▸ **WORK TO COMPLETE**
Rewrite the data below so that every "Impact velocity" becomes "Impact speed", with everything else left as it is.

▸ **STORED ROWS**
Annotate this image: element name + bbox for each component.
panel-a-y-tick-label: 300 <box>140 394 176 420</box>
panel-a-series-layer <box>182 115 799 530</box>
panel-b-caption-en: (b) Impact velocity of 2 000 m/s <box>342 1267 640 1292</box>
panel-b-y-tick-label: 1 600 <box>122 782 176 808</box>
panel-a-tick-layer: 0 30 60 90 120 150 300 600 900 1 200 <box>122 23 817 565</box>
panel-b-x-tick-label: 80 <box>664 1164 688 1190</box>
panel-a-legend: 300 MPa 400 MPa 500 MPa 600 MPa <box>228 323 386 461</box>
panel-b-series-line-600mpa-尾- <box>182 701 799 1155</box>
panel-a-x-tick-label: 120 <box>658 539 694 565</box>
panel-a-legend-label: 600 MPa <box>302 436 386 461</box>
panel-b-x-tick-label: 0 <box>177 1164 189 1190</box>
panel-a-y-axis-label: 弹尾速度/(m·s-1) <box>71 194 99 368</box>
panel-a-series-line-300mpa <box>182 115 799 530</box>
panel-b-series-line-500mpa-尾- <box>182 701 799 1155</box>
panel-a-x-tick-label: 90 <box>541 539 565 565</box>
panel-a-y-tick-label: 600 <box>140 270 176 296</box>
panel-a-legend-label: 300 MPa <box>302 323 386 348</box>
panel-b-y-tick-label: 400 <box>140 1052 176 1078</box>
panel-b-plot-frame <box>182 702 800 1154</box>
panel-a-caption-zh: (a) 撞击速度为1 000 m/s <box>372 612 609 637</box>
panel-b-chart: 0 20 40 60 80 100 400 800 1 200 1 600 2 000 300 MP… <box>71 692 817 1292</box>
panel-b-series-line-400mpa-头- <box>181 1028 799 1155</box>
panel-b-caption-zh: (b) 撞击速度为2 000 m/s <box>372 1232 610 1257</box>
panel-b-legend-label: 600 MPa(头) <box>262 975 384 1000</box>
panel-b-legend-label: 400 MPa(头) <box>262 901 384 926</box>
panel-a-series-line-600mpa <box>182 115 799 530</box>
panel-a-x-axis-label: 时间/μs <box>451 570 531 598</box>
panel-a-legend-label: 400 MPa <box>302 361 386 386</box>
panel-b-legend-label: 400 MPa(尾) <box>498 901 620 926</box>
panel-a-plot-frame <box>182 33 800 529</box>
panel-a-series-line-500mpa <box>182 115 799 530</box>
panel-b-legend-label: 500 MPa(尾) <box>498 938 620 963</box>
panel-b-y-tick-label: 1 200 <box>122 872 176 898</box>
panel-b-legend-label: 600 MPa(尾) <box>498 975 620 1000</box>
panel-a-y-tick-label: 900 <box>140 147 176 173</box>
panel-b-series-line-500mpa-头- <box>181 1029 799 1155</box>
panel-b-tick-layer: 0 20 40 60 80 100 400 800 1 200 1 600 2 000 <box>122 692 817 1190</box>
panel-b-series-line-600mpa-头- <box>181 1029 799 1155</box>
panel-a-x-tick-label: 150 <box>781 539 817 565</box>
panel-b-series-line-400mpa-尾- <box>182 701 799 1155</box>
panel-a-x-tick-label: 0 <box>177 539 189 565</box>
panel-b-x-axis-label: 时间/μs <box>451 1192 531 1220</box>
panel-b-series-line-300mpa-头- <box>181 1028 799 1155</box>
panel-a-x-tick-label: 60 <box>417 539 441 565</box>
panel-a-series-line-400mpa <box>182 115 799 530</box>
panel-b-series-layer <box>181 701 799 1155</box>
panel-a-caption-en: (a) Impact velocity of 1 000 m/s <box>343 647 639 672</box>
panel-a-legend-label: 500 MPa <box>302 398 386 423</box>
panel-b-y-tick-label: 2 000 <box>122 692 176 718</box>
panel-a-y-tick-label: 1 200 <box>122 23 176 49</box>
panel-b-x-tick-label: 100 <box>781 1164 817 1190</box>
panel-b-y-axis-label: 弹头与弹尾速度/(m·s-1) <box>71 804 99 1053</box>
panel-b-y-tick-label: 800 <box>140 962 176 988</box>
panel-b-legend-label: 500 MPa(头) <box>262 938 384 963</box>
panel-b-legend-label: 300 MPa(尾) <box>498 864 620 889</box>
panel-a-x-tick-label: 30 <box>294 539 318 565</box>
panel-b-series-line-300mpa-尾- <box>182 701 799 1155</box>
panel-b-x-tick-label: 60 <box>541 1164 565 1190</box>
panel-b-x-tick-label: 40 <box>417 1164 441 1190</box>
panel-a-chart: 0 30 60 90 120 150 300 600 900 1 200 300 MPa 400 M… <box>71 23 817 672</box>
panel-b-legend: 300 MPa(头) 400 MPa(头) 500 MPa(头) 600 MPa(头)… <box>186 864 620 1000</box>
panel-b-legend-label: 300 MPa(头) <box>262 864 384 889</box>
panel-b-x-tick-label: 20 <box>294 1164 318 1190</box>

▸ **WRITTEN SOLUTION**
Annotate this image: element name + bbox for each component.
panel-a-y-tick-label: 300 <box>140 394 176 420</box>
panel-a-series-layer <box>182 115 799 530</box>
panel-b-caption-en: (b) Impact speed of 2 000 m/s <box>342 1267 640 1292</box>
panel-b-y-tick-label: 1 600 <box>122 782 176 808</box>
panel-a-tick-layer: 0 30 60 90 120 150 300 600 900 1 200 <box>122 23 817 565</box>
panel-b-x-tick-label: 80 <box>664 1164 688 1190</box>
panel-a-legend: 300 MPa 400 MPa 500 MPa 600 MPa <box>228 323 386 461</box>
panel-b-series-line-600mpa-尾- <box>182 701 799 1155</box>
panel-a-x-tick-label: 120 <box>658 539 694 565</box>
panel-a-legend-label: 600 MPa <box>302 436 386 461</box>
panel-b-x-tick-label: 0 <box>177 1164 189 1190</box>
panel-a-y-axis-label: 弹尾速度/(m·s-1) <box>71 194 99 368</box>
panel-a-series-line-300mpa <box>182 115 799 530</box>
panel-b-series-line-500mpa-尾- <box>182 701 799 1155</box>
panel-a-x-tick-label: 90 <box>541 539 565 565</box>
panel-a-y-tick-label: 600 <box>140 270 176 296</box>
panel-a-legend-label: 300 MPa <box>302 323 386 348</box>
panel-b-y-tick-label: 400 <box>140 1052 176 1078</box>
panel-b-plot-frame <box>182 702 800 1154</box>
panel-a-caption-zh: (a) 撞击速度为1 000 m/s <box>372 612 609 637</box>
panel-b-chart: 0 20 40 60 80 100 400 800 1 200 1 600 2 000 300 MP… <box>71 692 817 1292</box>
panel-b-series-line-400mpa-头- <box>181 1028 799 1155</box>
panel-b-caption-zh: (b) 撞击速度为2 000 m/s <box>372 1232 610 1257</box>
panel-b-legend-label: 600 MPa(头) <box>262 975 384 1000</box>
panel-b-legend-label: 400 MPa(头) <box>262 901 384 926</box>
panel-a-series-line-600mpa <box>182 115 799 530</box>
panel-a-x-axis-label: 时间/μs <box>451 570 531 598</box>
panel-a-legend-label: 400 MPa <box>302 361 386 386</box>
panel-b-legend-label: 400 MPa(尾) <box>498 901 620 926</box>
panel-a-plot-frame <box>182 33 800 529</box>
panel-a-series-line-500mpa <box>182 115 799 530</box>
panel-b-legend-label: 500 MPa(尾) <box>498 938 620 963</box>
panel-b-y-tick-label: 1 200 <box>122 872 176 898</box>
panel-b-legend-label: 600 MPa(尾) <box>498 975 620 1000</box>
panel-a-y-tick-label: 900 <box>140 147 176 173</box>
panel-b-series-line-500mpa-头- <box>181 1029 799 1155</box>
panel-b-tick-layer: 0 20 40 60 80 100 400 800 1 200 1 600 2 000 <box>122 692 817 1190</box>
panel-b-series-line-600mpa-头- <box>181 1029 799 1155</box>
panel-a-x-tick-label: 150 <box>781 539 817 565</box>
panel-b-series-line-400mpa-尾- <box>182 701 799 1155</box>
panel-a-x-tick-label: 0 <box>177 539 189 565</box>
panel-b-x-axis-label: 时间/μs <box>451 1192 531 1220</box>
panel-b-series-line-300mpa-头- <box>181 1028 799 1155</box>
panel-a-x-tick-label: 60 <box>417 539 441 565</box>
panel-a-series-line-400mpa <box>182 115 799 530</box>
panel-b-series-layer <box>181 701 799 1155</box>
panel-a-caption-en: (a) Impact speed of 1 000 m/s <box>343 647 639 672</box>
panel-a-legend-label: 500 MPa <box>302 398 386 423</box>
panel-b-y-tick-label: 2 000 <box>122 692 176 718</box>
panel-a-y-tick-label: 1 200 <box>122 23 176 49</box>
panel-b-x-tick-label: 100 <box>781 1164 817 1190</box>
panel-b-y-axis-label: 弹头与弹尾速度/(m·s-1) <box>71 804 99 1053</box>
panel-b-y-tick-label: 800 <box>140 962 176 988</box>
panel-b-legend-label: 500 MPa(头) <box>262 938 384 963</box>
panel-b-legend-label: 300 MPa(尾) <box>498 864 620 889</box>
panel-a-x-tick-label: 30 <box>294 539 318 565</box>
panel-b-series-line-300mpa-尾- <box>182 701 799 1155</box>
panel-b-x-tick-label: 60 <box>541 1164 565 1190</box>
panel-b-x-tick-label: 40 <box>417 1164 441 1190</box>
panel-a-chart: 0 30 60 90 120 150 300 600 900 1 200 300 MPa 400 M… <box>71 23 817 672</box>
panel-b-legend: 300 MPa(头) 400 MPa(头) 500 MPa(头) 600 MPa(头)… <box>186 864 620 1000</box>
panel-b-legend-label: 300 MPa(头) <box>262 864 384 889</box>
panel-b-x-tick-label: 20 <box>294 1164 318 1190</box>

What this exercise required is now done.